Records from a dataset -
----------

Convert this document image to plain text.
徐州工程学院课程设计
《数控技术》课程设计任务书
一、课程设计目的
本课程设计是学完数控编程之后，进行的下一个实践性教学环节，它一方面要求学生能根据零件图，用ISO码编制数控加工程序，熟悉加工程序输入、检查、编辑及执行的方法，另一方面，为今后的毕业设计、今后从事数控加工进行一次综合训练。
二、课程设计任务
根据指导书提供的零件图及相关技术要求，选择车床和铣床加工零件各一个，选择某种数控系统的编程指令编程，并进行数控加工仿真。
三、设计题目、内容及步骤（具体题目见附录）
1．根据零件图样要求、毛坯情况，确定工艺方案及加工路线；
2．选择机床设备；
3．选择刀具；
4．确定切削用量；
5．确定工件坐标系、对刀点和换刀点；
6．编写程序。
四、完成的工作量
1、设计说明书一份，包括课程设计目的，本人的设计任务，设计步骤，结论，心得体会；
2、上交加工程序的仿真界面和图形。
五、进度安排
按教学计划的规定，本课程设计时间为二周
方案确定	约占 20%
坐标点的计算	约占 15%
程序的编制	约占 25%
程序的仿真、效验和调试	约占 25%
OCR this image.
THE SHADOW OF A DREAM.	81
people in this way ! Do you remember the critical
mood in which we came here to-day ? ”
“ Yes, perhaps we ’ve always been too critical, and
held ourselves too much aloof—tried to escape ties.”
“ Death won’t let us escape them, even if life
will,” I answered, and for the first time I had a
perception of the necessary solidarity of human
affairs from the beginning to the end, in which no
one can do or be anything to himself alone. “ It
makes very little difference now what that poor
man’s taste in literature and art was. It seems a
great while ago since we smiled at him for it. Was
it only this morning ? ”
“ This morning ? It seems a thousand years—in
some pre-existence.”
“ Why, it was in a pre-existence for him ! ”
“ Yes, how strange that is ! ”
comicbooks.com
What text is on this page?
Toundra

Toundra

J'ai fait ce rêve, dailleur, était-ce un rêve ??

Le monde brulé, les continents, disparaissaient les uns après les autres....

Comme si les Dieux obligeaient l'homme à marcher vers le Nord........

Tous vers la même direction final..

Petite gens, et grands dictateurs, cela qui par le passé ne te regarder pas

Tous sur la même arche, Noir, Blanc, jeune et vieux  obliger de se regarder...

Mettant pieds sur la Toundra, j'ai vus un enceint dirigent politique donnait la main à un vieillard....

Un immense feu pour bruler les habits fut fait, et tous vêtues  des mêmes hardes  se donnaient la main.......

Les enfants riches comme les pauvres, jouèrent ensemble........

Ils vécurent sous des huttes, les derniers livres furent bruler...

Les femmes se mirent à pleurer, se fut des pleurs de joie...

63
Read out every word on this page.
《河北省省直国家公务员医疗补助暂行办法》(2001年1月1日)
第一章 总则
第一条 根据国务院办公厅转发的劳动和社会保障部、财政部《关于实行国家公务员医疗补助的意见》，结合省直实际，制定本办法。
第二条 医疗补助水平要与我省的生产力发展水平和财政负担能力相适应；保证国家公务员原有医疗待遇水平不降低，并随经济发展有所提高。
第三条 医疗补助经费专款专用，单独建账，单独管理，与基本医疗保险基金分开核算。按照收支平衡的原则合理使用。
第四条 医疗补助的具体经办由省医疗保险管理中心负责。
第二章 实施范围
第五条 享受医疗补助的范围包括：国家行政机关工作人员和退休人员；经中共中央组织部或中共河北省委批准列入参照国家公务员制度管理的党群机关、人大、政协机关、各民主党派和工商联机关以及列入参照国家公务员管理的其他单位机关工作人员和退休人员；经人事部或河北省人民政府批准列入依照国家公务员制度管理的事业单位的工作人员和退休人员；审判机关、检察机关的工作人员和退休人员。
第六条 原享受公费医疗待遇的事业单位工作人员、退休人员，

----------

WHAT IS BEING ASKED - Give only the number of lines in the entries that contain "critical".

PROBLEM SOLUTION - 2